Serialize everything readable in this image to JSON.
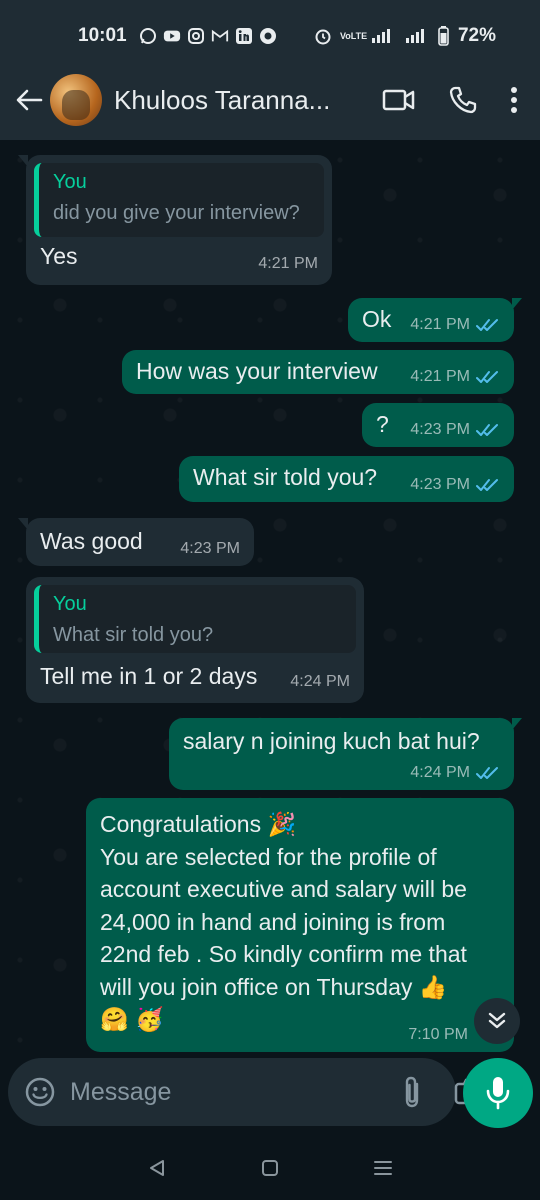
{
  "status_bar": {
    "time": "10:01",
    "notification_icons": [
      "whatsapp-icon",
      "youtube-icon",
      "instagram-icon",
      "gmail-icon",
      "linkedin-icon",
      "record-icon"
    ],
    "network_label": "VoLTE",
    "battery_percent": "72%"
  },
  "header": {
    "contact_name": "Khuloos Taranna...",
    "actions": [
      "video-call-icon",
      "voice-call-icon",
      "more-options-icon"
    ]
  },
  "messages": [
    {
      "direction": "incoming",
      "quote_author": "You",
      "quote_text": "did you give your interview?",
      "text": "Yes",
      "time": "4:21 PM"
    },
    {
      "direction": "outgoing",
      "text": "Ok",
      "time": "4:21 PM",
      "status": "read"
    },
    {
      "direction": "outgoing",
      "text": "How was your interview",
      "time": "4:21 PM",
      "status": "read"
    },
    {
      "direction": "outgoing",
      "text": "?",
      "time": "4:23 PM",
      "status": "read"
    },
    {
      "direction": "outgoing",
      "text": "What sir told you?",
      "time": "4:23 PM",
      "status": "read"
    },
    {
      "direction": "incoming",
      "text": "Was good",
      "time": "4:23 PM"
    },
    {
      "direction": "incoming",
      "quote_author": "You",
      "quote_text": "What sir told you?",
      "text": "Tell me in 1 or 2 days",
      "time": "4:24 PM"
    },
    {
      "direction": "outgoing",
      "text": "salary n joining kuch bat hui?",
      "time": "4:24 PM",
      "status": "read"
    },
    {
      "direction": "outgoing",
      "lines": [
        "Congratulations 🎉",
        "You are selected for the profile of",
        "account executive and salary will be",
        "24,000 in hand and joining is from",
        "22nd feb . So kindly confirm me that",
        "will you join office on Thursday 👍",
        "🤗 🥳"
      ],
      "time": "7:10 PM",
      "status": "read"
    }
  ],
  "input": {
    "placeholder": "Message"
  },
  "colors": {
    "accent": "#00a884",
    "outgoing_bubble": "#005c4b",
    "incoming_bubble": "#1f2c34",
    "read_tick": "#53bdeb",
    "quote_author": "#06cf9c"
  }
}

:::::

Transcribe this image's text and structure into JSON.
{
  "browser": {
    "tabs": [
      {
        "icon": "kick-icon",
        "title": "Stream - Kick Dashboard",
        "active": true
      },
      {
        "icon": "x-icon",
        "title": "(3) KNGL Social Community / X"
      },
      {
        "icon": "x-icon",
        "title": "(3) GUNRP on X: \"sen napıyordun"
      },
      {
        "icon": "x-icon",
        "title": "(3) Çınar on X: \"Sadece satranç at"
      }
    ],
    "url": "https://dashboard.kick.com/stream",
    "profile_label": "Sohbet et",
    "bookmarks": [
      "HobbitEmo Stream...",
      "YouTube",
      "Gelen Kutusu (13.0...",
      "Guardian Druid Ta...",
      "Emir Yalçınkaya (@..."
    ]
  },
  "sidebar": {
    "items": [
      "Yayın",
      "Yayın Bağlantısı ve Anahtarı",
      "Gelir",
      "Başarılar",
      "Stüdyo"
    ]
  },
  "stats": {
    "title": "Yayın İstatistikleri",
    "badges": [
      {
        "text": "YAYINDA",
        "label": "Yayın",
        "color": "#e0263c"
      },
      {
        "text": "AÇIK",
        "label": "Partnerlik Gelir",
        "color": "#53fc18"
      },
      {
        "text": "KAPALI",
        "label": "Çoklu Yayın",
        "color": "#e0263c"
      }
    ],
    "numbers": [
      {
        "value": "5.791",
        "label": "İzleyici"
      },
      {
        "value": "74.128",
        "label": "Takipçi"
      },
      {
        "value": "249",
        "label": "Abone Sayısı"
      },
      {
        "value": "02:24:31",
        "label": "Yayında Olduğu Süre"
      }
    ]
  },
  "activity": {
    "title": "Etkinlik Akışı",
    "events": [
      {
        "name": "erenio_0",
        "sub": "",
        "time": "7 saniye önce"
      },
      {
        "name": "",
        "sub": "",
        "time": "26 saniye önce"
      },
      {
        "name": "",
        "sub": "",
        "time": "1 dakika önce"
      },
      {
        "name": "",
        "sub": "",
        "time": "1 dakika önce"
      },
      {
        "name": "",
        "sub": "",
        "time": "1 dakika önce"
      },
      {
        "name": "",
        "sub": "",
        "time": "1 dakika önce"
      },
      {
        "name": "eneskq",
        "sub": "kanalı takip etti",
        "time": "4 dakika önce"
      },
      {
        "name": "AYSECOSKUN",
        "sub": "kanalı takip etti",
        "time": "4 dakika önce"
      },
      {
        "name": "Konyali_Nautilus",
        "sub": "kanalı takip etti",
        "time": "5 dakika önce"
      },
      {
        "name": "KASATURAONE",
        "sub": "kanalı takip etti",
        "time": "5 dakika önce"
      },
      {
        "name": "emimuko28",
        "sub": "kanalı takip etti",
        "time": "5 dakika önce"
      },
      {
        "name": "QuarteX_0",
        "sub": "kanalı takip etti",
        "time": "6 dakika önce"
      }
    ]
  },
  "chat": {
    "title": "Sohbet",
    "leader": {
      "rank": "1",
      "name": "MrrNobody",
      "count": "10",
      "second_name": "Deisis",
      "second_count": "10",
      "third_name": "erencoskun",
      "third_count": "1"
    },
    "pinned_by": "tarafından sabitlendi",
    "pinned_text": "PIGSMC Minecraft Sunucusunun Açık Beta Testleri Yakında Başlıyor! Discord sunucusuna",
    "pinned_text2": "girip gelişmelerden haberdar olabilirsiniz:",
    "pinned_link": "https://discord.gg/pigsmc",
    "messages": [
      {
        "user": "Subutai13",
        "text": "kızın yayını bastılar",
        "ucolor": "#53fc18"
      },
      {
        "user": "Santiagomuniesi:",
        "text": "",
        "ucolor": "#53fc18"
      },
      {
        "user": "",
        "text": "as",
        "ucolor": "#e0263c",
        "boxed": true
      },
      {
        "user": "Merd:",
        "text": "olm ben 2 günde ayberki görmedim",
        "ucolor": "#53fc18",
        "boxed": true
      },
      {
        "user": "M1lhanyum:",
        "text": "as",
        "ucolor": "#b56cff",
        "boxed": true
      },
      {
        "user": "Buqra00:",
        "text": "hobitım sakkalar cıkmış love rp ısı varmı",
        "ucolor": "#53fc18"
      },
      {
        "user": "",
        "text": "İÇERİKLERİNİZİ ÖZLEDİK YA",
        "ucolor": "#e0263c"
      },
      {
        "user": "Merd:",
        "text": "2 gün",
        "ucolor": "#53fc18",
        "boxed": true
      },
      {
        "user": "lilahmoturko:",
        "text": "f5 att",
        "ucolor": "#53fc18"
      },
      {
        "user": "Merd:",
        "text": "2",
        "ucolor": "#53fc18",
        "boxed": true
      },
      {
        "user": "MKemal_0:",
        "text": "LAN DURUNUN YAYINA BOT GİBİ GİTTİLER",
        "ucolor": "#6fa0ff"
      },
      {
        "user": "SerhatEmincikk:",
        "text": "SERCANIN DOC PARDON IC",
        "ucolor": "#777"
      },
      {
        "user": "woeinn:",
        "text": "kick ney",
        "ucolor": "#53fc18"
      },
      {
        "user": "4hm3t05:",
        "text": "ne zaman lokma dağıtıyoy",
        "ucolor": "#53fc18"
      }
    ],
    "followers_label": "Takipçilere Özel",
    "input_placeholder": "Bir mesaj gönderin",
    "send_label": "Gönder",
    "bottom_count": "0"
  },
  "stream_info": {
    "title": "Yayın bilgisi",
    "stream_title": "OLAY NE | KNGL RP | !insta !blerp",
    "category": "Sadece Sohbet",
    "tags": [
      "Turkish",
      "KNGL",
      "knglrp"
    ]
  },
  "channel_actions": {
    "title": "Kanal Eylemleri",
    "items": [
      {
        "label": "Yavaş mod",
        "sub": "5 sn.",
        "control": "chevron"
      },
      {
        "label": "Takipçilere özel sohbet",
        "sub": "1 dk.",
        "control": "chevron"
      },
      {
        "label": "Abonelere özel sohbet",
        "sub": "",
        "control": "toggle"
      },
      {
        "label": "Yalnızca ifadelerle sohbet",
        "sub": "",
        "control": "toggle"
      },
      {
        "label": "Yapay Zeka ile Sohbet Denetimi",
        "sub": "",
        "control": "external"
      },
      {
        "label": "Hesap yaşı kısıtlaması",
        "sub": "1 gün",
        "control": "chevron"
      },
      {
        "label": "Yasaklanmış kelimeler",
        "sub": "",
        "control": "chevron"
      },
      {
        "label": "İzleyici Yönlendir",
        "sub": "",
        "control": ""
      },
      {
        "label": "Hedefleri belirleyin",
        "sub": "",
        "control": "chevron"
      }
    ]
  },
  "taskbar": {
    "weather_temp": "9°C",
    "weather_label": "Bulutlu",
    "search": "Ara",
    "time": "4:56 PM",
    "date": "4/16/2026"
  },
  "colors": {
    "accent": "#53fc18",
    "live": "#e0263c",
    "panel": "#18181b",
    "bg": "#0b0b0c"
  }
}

:::::

Challenge | Using the listing above, show every line that includes the string "image".

The completed task |
Serialize everything readable in this image to JSON.
Transcribe this image's text and structure into JSON.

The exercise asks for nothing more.